-- begin --
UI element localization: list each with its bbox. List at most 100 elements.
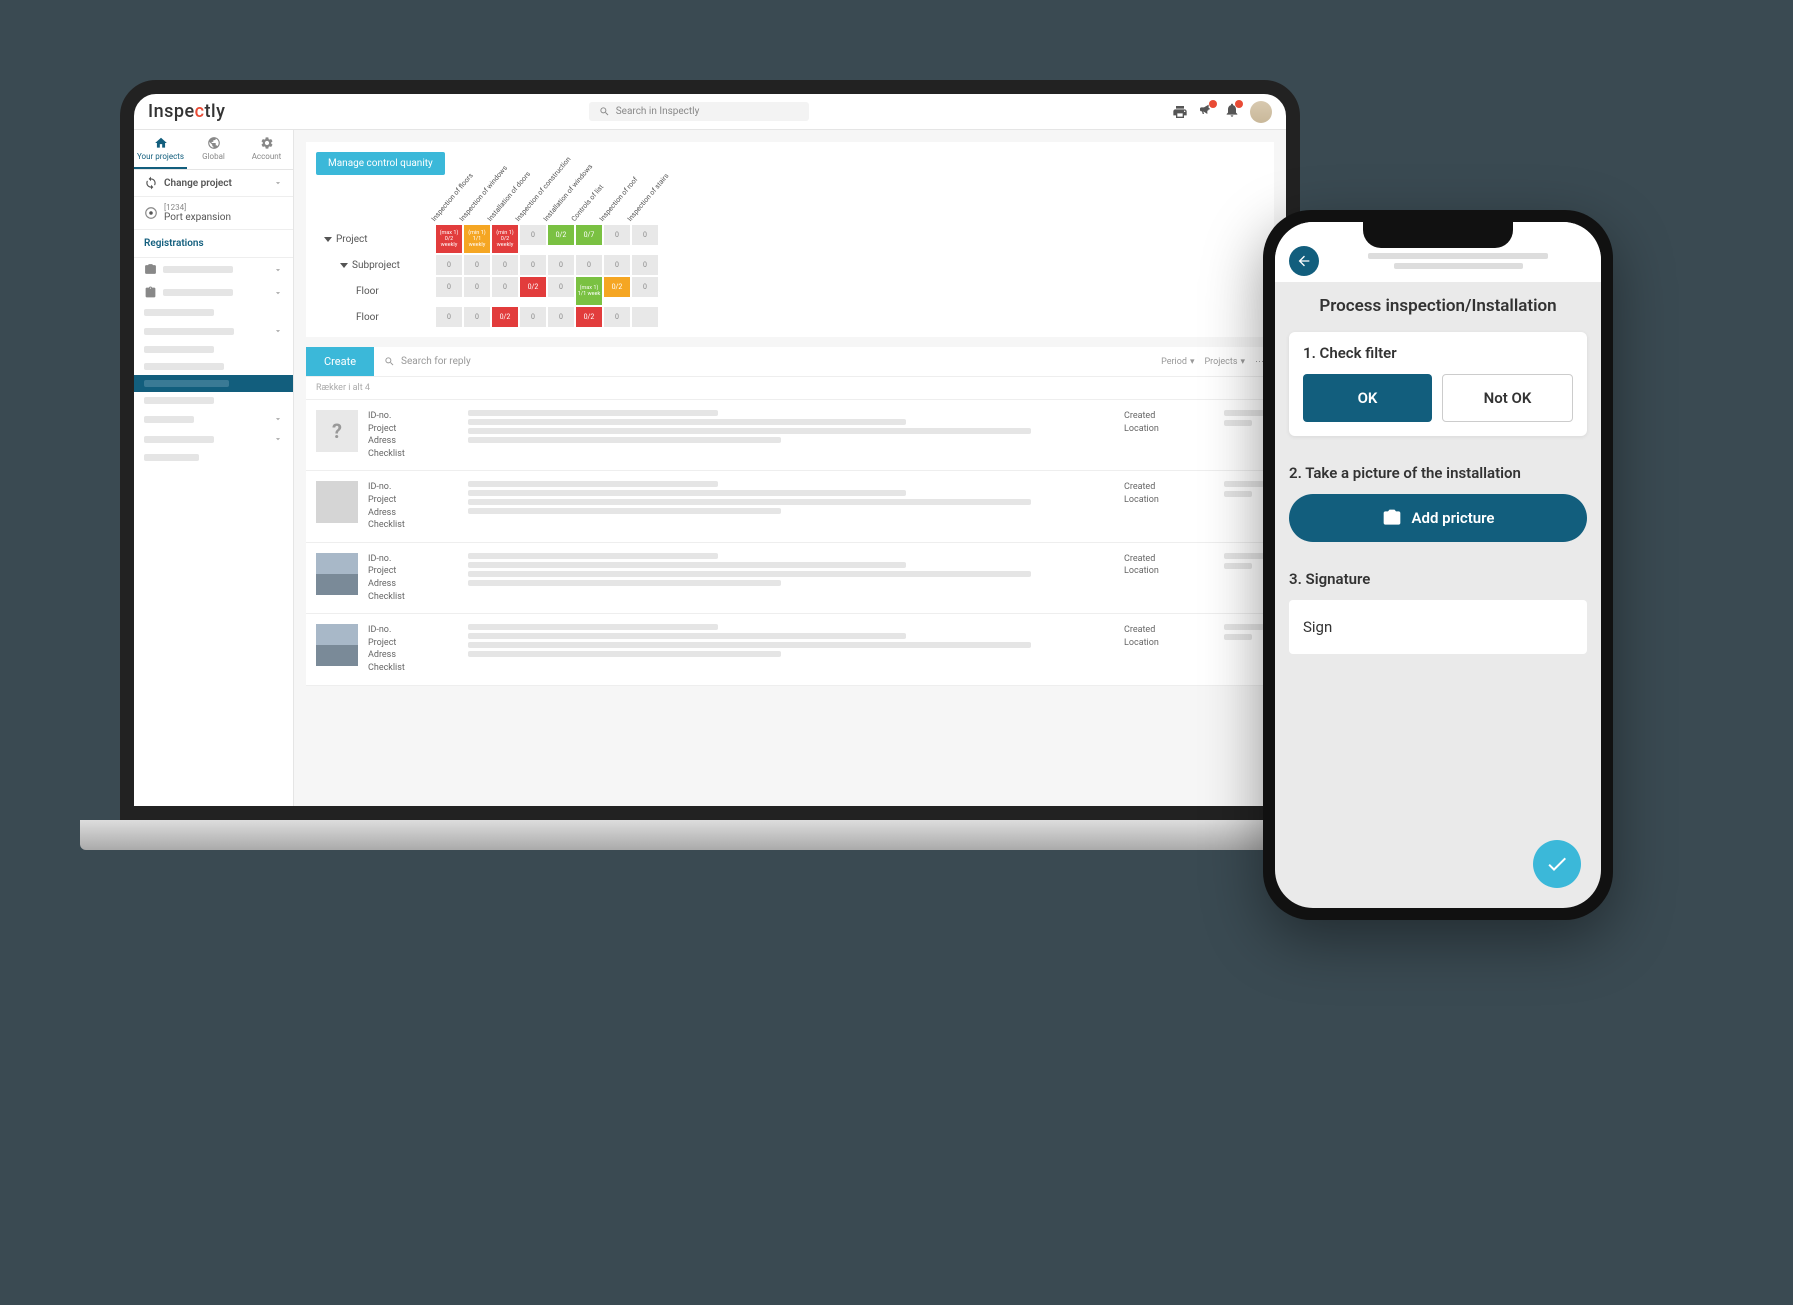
matrix-cell[interactable]: 0/2 (548, 225, 574, 245)
sidebar-item[interactable] (134, 429, 293, 449)
reply-row[interactable]: ID-no.ProjectAdressChecklist CreatedLocat… (306, 471, 1274, 542)
filter-projects[interactable]: Projects ▾ (1204, 357, 1245, 367)
matrix-cell[interactable]: 0 (436, 307, 462, 327)
ok-button[interactable]: OK (1303, 374, 1432, 422)
matrix-cell[interactable]: (max 1) 0/2 weekly (436, 225, 462, 253)
desktop-topbar: Inspectly Search in Inspectly (134, 94, 1286, 130)
matrix-cell[interactable]: 0 (548, 277, 574, 297)
sidebar-item-camera[interactable] (134, 258, 293, 281)
sidebar-item[interactable] (134, 449, 293, 466)
matrix-cell[interactable]: 0 (492, 255, 518, 275)
not-ok-button[interactable]: Not OK (1442, 374, 1573, 422)
back-button[interactable] (1289, 246, 1319, 276)
phone-mockup: Process inspection/Installation 1. Check… (1263, 210, 1613, 920)
notifications-announcements[interactable] (1198, 102, 1214, 121)
matrix-cell[interactable]: 0 (436, 277, 462, 297)
matrix-panel: Manage control quanity Inspection of flo… (306, 142, 1274, 337)
clipboard-icon (144, 286, 157, 299)
matrix-cell[interactable]: (max 1) 1/1 week (576, 277, 602, 305)
matrix-cell[interactable]: 0 (464, 307, 490, 327)
tab-global[interactable]: Global (187, 130, 240, 169)
matrix-cell[interactable]: 0 (436, 255, 462, 275)
matrix-cell[interactable]: (min 1) 0/2 weekly (492, 225, 518, 253)
main-content: Manage control quanity Inspection of flo… (294, 130, 1286, 806)
confirm-fab[interactable] (1533, 840, 1581, 888)
sidebar-item[interactable] (134, 304, 293, 321)
tab-your-projects[interactable]: Your projects (134, 130, 187, 169)
matrix-cell[interactable]: 0 (632, 277, 658, 297)
reply-dates: CreatedLocation (1124, 481, 1214, 531)
reply-row[interactable]: ?ID-no.ProjectAdressChecklist CreatedLoca… (306, 400, 1274, 471)
filter-label: Period (1161, 357, 1187, 367)
tab-account[interactable]: Account (240, 130, 293, 169)
create-button[interactable]: Create (306, 347, 374, 376)
sidebar-item[interactable] (134, 409, 293, 429)
matrix-cell[interactable]: 0/2 (520, 277, 546, 297)
sidebar-item-clipboard[interactable] (134, 281, 293, 304)
matrix-cell[interactable]: 0 (548, 255, 574, 275)
matrix-cell[interactable] (632, 307, 658, 327)
reply-content (448, 624, 1114, 674)
matrix-cell[interactable]: 0/2 (604, 277, 630, 297)
matrix-body: Project(max 1) 0/2 weekly(min 1) 1/1 wee… (316, 225, 1264, 327)
reply-thumbnail: ? (316, 410, 358, 452)
matrix-cell[interactable]: 0 (548, 307, 574, 327)
add-picture-button[interactable]: Add pricture (1289, 494, 1587, 542)
change-project-row[interactable]: Change project (134, 170, 293, 197)
matrix-cell[interactable]: 0 (604, 307, 630, 327)
matrix-cell[interactable]: 0 (604, 255, 630, 275)
matrix-cell[interactable]: 0 (632, 225, 658, 245)
matrix-cell[interactable]: 0 (520, 255, 546, 275)
user-avatar[interactable] (1250, 101, 1272, 123)
step2-title: 2. Take a picture of the installation (1289, 452, 1587, 494)
matrix-cell[interactable]: 0 (632, 255, 658, 275)
sidebar: Your projects Global Account Change proj… (134, 130, 294, 806)
matrix-cell[interactable]: 0/2 (576, 307, 602, 327)
tab-label: Account (252, 152, 282, 161)
global-search[interactable]: Search in Inspectly (589, 102, 809, 121)
matrix-cell[interactable]: 0 (464, 255, 490, 275)
phone-title-placeholder (1329, 253, 1587, 269)
matrix-cell[interactable]: 0 (492, 277, 518, 297)
matrix-cell[interactable]: (min 1) 1/1 weekly (464, 225, 490, 253)
registrations-header[interactable]: Registrations (134, 230, 293, 258)
result-count: Rækker i alt 4 (306, 377, 1274, 400)
project-icon (144, 206, 158, 220)
filter-period[interactable]: Period ▾ (1161, 357, 1194, 367)
logo-accent: c (195, 101, 205, 122)
print-icon[interactable] (1172, 104, 1188, 120)
matrix-cell[interactable]: 0 (576, 255, 602, 275)
reply-row[interactable]: ID-no.ProjectAdressChecklistCreatedLocat… (306, 543, 1274, 614)
matrix-row: Floor000/2000/20 (316, 307, 1264, 327)
reply-dates: CreatedLocation (1124, 553, 1214, 603)
step3-section: 3. Signature Sign (1289, 558, 1587, 654)
sidebar-item[interactable] (134, 341, 293, 358)
reply-meta: ID-no.ProjectAdressChecklist (368, 410, 438, 460)
reply-meta: ID-no.ProjectAdressChecklist (368, 481, 438, 531)
add-picture-label: Add pricture (1412, 509, 1495, 527)
sidebar-item[interactable] (134, 321, 293, 341)
search-reply-input[interactable]: Search for reply (374, 356, 1151, 367)
reply-meta: ID-no.ProjectAdressChecklist (368, 624, 438, 674)
sidebar-item-selected[interactable] (134, 375, 293, 392)
chevron-down-icon (273, 178, 283, 188)
manage-control-button[interactable]: Manage control quanity (316, 152, 445, 175)
matrix-cell[interactable]: 0 (464, 277, 490, 297)
reply-dates: CreatedLocation (1124, 410, 1214, 460)
reply-list: ?ID-no.ProjectAdressChecklistCreatedLoca… (306, 400, 1274, 686)
notifications-bell[interactable] (1224, 102, 1240, 121)
reply-row[interactable]: ID-no.ProjectAdressChecklistCreatedLocat… (306, 614, 1274, 685)
matrix-cell[interactable]: 0 (520, 307, 546, 327)
matrix-cell[interactable]: 0 (604, 225, 630, 245)
registrations-label: Registrations (144, 238, 204, 249)
matrix-cell[interactable]: 0/7 (576, 225, 602, 245)
check-icon (1545, 852, 1569, 876)
matrix-cell[interactable]: 0 (520, 225, 546, 245)
sidebar-item[interactable] (134, 392, 293, 409)
sidebar-item[interactable] (134, 358, 293, 375)
current-project-row[interactable]: [1234] Port expansion (134, 197, 293, 230)
camera-icon (144, 263, 157, 276)
matrix-cell[interactable]: 0/2 (492, 307, 518, 327)
reply-end (1224, 553, 1264, 603)
sign-input[interactable]: Sign (1289, 600, 1587, 654)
-- end --
Exercise prompt
In the data, replace "interactable" with "clickable" throughout the lines between the line holding "matrix-cell[interactable]: 0/2 (548, 225, 574, 245)" and the line holding "matrix-cell[interactable]: 0 (436, 277, 462, 297)", inclusive. Return only those lines, with nothing else changed.

Output of the task
matrix-cell[clickable]: 0/2 (548, 225, 574, 245)
sidebar-item[clickable] (134, 429, 293, 449)
reply-row[clickable]: ID-no.ProjectAdressChecklist CreatedLocat… (306, 471, 1274, 542)
filter-projects[clickable]: Projects ▾ (1204, 357, 1245, 367)
matrix-cell[clickable]: 0 (436, 307, 462, 327)
ok-button[clickable]: OK (1303, 374, 1432, 422)
matrix-cell[clickable]: (max 1) 0/2 weekly (436, 225, 462, 253)
desktop-topbar: Inspectly Search in Inspectly (134, 94, 1286, 130)
matrix-cell[clickable]: 0 (548, 277, 574, 297)
sidebar-item-camera[clickable] (134, 258, 293, 281)
sidebar-item[clickable] (134, 449, 293, 466)
matrix-cell[clickable]: 0 (492, 255, 518, 275)
not-ok-button[clickable]: Not OK (1442, 374, 1573, 422)
back-button[clickable] (1289, 246, 1319, 276)
phone-mockup: Process inspection/Installation 1. Check… (1263, 210, 1613, 920)
notifications-announcements[clickable] (1198, 102, 1214, 121)
matrix-cell[clickable]: 0 (436, 277, 462, 297)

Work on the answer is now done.